→ TASK OBJECTIVE: In the entries below, find every line with "Arts" and copy it.

(Stored records)
** begin **
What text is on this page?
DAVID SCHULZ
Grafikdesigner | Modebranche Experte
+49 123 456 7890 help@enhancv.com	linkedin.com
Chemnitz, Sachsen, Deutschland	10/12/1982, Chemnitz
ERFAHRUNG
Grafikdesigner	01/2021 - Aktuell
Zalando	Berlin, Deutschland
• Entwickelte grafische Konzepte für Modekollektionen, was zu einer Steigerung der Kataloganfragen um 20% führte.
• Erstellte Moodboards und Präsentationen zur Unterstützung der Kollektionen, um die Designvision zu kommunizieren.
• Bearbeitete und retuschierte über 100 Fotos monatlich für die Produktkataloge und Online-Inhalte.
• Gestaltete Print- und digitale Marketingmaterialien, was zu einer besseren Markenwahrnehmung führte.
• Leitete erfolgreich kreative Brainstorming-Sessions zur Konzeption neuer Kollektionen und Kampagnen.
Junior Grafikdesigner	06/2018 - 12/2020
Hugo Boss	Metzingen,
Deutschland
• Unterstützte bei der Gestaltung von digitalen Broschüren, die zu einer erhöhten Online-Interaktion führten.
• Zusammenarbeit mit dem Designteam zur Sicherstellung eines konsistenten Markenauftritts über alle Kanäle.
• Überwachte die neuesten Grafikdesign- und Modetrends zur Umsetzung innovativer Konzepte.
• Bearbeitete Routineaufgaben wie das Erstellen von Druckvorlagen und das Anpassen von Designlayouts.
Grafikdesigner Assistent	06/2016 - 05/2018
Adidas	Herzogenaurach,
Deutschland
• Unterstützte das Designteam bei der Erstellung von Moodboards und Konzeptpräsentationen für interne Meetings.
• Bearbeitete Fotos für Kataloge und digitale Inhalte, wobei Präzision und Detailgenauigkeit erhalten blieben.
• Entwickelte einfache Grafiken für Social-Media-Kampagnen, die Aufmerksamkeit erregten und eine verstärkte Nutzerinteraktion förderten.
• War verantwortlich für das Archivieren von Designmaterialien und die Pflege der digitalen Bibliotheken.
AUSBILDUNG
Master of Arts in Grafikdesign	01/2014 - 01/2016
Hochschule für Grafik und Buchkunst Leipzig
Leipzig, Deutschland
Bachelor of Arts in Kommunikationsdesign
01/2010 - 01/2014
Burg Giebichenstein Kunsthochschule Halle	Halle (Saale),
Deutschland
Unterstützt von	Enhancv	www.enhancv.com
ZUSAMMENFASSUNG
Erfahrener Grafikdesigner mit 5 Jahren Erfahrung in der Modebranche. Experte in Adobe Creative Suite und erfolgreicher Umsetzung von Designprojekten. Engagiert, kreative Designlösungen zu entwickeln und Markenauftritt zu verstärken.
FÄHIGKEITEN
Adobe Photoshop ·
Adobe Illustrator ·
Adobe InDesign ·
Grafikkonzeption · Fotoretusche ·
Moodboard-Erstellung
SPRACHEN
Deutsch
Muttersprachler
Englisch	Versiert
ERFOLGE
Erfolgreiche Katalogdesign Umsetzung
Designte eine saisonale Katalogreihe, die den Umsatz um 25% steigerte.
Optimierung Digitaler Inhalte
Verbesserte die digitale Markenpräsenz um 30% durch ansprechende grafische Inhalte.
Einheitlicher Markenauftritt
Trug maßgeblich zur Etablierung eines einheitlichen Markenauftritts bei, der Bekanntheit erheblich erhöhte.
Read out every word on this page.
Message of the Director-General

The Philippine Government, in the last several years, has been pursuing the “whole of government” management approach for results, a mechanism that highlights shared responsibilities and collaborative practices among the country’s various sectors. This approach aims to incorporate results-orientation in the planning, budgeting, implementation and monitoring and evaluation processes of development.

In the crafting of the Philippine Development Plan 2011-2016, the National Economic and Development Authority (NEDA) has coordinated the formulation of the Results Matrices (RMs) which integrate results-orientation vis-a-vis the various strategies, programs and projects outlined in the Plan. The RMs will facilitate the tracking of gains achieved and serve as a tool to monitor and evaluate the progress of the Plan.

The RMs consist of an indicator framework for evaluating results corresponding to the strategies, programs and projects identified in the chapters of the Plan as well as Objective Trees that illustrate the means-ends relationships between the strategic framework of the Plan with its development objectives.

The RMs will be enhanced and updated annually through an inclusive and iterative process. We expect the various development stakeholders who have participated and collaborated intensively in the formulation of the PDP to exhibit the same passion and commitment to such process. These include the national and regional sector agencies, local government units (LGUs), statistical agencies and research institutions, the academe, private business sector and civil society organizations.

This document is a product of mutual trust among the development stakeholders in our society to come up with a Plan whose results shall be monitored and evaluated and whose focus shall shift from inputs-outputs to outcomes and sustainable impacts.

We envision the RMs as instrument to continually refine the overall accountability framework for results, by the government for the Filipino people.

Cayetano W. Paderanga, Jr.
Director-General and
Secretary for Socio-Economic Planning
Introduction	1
** end **
→ ANSWER TO THE TASK:
Master of Arts in Grafikdesign	01/2014 - 01/2016
Bachelor of Arts in Kommunikationsdesign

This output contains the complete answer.